» Given problem: Retype the whole listing verbatim and keep the pictures out of it.

====================

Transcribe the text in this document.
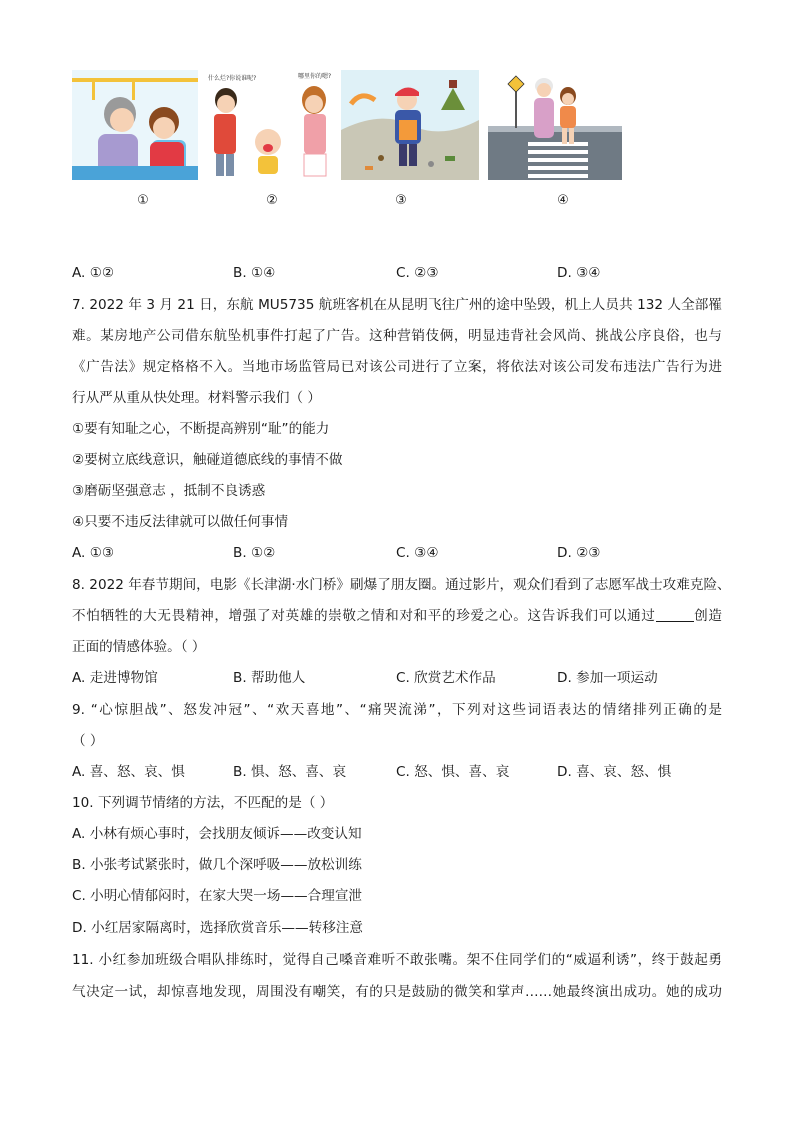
什么烂?你说谁呢?	哪里你的嗯?
①	②	③	④
A. ①②	B. ①④	C. ②③	D. ③④
7. 2022 年 3 月 21 日，东航 MU5735 航班客机在从昆明飞往广州的途中坠毁，机上人员共 132 人全部罹
难。某房地产公司借东航坠机事件打起了广告。这种营销伎俩，明显违背社会风尚、挑战公序良俗，也与
《广告法》规定格格不入。当地市场监管局已对该公司进行了立案，将依法对该公司发布违法广告行为进
行从严从重从快处理。材料警示我们（ ）
①要有知耻之心，不断提高辨别“耻”的能力
②要树立底线意识，触碰道德底线的事情不做
③磨砺坚强意志 ，抵制不良诱惑
④只要不违反法律就可以做任何事情
A. ①③	B. ①②	C. ③④	D. ②③
8. 2022 年春节期间，电影《长津湖·水门桥》刷爆了朋友圈。通过影片，观众们看到了志愿军战士攻难克险、
不怕牺牲的大无畏精神，增强了对英雄的崇敬之情和对和平的珍爱之心。这告诉我们可以通过	创造
正面的情感体验。（ ）
A. 走进博物馆	B. 帮助他人	C. 欣赏艺术作品	D. 参加一项运动
9. “心惊胆战”、怒发冲冠”、“欢天喜地”、“痛哭流涕”，下列对这些词语表达的情绪排列正确的是
（ ）
A. 喜、怒、哀、惧	B. 惧、怒、喜、哀	C. 怒、惧、喜、哀	D. 喜、哀、怒、惧
10. 下列调节情绪的方法，不匹配的是（ ）
A. 小林有烦心事时，会找朋友倾诉——改变认知
B. 小张考试紧张时，做几个深呼吸——放松训练
C. 小明心情郁闷时，在家大哭一场——合理宣泄
D. 小红居家隔离时，选择欣赏音乐——转移注意
11. 小红参加班级合唱队排练时，觉得自己嗓音难听不敢张嘴。架不住同学们的“威逼利诱”，终于鼓起勇
气决定一试，却惊喜地发现，周围没有嘲笑，有的只是鼓励的微笑和掌声……她最终演出成功。她的成功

====================

» Completed exercise:
Transcribe the text in this document.
什么烂?你说谁呢?	哪里你的嗯?
①	②	③	④
A. ①②	B. ①④	C. ②③	D. ③④
7. 2022 年 3 月 21 日，东航 MU5735 航班客机在从昆明飞往广州的途中坠毁，机上人员共 132 人全部罹
难。某房地产公司借东航坠机事件打起了广告。这种营销伎俩，明显违背社会风尚、挑战公序良俗，也与
《广告法》规定格格不入。当地市场监管局已对该公司进行了立案，将依法对该公司发布违法广告行为进
行从严从重从快处理。材料警示我们（ ）
①要有知耻之心，不断提高辨别“耻”的能力
②要树立底线意识，触碰道德底线的事情不做
③磨砺坚强意志 ，抵制不良诱惑
④只要不违反法律就可以做任何事情
A. ①③	B. ①②	C. ③④	D. ②③
8. 2022 年春节期间，电影《长津湖·水门桥》刷爆了朋友圈。通过影片，观众们看到了志愿军战士攻难克险、
不怕牺牲的大无畏精神，增强了对英雄的崇敬之情和对和平的珍爱之心。这告诉我们可以通过	创造
正面的情感体验。（ ）
A. 走进博物馆	B. 帮助他人	C. 欣赏艺术作品	D. 参加一项运动
9. “心惊胆战”、怒发冲冠”、“欢天喜地”、“痛哭流涕”，下列对这些词语表达的情绪排列正确的是
（ ）
A. 喜、怒、哀、惧	B. 惧、怒、喜、哀	C. 怒、惧、喜、哀	D. 喜、哀、怒、惧
10. 下列调节情绪的方法，不匹配的是（ ）
A. 小林有烦心事时，会找朋友倾诉——改变认知
B. 小张考试紧张时，做几个深呼吸——放松训练
C. 小明心情郁闷时，在家大哭一场——合理宣泄
D. 小红居家隔离时，选择欣赏音乐——转移注意
11. 小红参加班级合唱队排练时，觉得自己嗓音难听不敢张嘴。架不住同学们的“威逼利诱”，终于鼓起勇
气决定一试，却惊喜地发现，周围没有嘲笑，有的只是鼓励的微笑和掌声……她最终演出成功。她的成功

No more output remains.